Work to do: Read through the records below and copy each line that uses the word "name".

-- START OF Exercise material --

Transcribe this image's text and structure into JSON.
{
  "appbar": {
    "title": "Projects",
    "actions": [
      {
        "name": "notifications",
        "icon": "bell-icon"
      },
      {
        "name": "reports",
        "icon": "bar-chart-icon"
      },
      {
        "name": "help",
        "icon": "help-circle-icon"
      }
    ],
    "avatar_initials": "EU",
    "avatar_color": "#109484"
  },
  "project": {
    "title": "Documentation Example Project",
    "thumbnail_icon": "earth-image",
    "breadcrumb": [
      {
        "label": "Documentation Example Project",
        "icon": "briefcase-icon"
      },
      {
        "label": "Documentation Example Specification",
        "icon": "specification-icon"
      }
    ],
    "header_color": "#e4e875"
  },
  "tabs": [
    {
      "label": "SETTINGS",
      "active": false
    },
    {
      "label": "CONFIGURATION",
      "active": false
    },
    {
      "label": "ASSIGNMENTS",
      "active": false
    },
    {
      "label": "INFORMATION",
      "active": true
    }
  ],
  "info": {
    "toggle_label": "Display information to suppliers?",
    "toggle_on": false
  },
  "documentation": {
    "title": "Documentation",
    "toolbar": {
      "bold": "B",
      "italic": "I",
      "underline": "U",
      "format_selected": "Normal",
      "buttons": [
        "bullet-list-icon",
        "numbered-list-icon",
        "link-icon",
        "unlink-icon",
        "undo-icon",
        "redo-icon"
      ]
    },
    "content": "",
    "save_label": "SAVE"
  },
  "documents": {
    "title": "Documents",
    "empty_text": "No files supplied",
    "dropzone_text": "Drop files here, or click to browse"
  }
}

-- END OF Exercise material --

The solution:
        "name": "notifications",
        "name": "reports",
        "name": "help",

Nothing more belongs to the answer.